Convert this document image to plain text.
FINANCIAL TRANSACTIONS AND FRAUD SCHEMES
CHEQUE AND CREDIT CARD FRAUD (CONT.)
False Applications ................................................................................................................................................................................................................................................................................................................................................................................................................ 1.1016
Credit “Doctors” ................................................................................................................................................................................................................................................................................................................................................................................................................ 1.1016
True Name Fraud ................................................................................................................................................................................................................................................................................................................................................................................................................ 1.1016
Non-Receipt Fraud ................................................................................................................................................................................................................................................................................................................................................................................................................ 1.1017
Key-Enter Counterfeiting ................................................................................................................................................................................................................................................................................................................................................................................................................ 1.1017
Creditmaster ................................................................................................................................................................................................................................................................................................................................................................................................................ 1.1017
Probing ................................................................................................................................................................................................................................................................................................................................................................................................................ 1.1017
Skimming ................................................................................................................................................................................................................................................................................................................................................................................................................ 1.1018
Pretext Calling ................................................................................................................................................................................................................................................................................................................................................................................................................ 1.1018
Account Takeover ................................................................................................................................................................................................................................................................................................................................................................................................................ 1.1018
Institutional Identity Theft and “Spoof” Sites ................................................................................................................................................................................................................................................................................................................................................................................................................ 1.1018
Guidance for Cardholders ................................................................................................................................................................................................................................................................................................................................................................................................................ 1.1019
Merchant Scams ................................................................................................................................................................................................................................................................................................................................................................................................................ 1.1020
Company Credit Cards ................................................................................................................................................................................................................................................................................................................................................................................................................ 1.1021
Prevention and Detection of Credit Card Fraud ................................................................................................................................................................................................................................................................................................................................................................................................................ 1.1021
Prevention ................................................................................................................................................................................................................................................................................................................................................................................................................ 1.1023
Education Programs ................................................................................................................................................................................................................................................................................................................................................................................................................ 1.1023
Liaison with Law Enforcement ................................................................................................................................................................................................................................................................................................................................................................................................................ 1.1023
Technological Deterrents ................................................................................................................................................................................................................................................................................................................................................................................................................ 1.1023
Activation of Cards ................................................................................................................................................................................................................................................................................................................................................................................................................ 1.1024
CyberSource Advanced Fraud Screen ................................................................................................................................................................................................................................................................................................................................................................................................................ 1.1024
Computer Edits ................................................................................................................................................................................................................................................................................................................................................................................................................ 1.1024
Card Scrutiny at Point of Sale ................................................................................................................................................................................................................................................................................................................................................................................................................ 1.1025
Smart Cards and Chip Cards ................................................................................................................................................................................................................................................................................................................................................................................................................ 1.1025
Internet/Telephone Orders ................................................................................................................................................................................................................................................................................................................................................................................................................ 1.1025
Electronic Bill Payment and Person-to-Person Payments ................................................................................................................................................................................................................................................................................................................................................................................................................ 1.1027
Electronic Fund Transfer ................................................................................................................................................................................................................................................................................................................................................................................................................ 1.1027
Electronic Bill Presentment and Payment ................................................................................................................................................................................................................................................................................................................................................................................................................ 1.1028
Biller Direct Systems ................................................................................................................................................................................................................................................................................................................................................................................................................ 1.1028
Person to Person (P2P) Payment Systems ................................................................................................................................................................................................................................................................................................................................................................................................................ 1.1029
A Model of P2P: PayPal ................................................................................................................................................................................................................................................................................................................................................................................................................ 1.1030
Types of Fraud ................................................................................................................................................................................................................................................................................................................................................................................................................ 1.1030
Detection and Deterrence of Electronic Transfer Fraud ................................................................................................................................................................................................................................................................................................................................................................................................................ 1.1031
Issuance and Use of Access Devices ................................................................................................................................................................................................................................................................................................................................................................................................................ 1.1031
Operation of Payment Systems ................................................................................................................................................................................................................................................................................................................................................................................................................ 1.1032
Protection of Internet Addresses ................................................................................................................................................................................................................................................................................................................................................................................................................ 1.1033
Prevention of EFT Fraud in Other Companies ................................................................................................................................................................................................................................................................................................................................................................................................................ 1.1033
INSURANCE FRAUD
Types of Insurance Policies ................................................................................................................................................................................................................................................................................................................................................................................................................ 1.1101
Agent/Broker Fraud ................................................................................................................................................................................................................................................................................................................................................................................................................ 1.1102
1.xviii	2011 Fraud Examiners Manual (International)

__The request__.
Your task is to list each line of the records with the word "Detection".

__Written reply__.
Prevention and Detection of Credit Card Fraud ................................................................................................................................................................................................................................................................................................................................................................................................................ 1.1021
Detection and Deterrence of Electronic Transfer Fraud ................................................................................................................................................................................................................................................................................................................................................................................................................ 1.1031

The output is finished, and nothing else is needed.